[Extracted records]
════════════════════
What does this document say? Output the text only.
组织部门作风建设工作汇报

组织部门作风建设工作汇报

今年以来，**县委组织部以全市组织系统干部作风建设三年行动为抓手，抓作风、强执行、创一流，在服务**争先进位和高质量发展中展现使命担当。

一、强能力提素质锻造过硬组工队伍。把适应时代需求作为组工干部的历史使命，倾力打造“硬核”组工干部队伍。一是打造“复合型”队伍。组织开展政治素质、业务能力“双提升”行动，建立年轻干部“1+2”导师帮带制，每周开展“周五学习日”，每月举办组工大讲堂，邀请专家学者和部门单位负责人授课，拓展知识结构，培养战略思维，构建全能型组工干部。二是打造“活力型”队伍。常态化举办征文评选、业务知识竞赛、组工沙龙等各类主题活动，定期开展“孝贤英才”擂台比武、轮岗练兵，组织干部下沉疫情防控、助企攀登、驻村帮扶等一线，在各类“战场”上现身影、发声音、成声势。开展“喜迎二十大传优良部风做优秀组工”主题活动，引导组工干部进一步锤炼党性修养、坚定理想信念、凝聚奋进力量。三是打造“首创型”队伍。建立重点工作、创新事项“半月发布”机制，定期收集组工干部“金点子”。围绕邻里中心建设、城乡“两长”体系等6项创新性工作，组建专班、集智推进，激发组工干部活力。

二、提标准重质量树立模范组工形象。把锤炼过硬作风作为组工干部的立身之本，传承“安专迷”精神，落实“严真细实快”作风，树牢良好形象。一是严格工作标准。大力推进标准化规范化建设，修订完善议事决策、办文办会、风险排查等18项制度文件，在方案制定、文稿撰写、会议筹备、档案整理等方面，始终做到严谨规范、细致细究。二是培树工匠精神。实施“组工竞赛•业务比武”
════════════════════
STATED TASK: Reproduce the complete data exactly as presented above.

ANSWER:
What does this document say? Output the text only.
组织部门作风建设工作汇报

组织部门作风建设工作汇报

今年以来，**县委组织部以全市组织系统干部作风建设三年行动为抓手，抓作风、强执行、创一流，在服务**争先进位和高质量发展中展现使命担当。

一、强能力提素质锻造过硬组工队伍。把适应时代需求作为组工干部的历史使命，倾力打造“硬核”组工干部队伍。一是打造“复合型”队伍。组织开展政治素质、业务能力“双提升”行动，建立年轻干部“1+2”导师帮带制，每周开展“周五学习日”，每月举办组工大讲堂，邀请专家学者和部门单位负责人授课，拓展知识结构，培养战略思维，构建全能型组工干部。二是打造“活力型”队伍。常态化举办征文评选、业务知识竞赛、组工沙龙等各类主题活动，定期开展“孝贤英才”擂台比武、轮岗练兵，组织干部下沉疫情防控、助企攀登、驻村帮扶等一线，在各类“战场”上现身影、发声音、成声势。开展“喜迎二十大传优良部风做优秀组工”主题活动，引导组工干部进一步锤炼党性修养、坚定理想信念、凝聚奋进力量。三是打造“首创型”队伍。建立重点工作、创新事项“半月发布”机制，定期收集组工干部“金点子”。围绕邻里中心建设、城乡“两长”体系等6项创新性工作，组建专班、集智推进，激发组工干部活力。

二、提标准重质量树立模范组工形象。把锤炼过硬作风作为组工干部的立身之本，传承“安专迷”精神，落实“严真细实快”作风，树牢良好形象。一是严格工作标准。大力推进标准化规范化建设，修订完善议事决策、办文办会、风险排查等18项制度文件，在方案制定、文稿撰写、会议筹备、档案整理等方面，始终做到严谨规范、细致细究。二是培树工匠精神。实施“组工竞赛•业务比武”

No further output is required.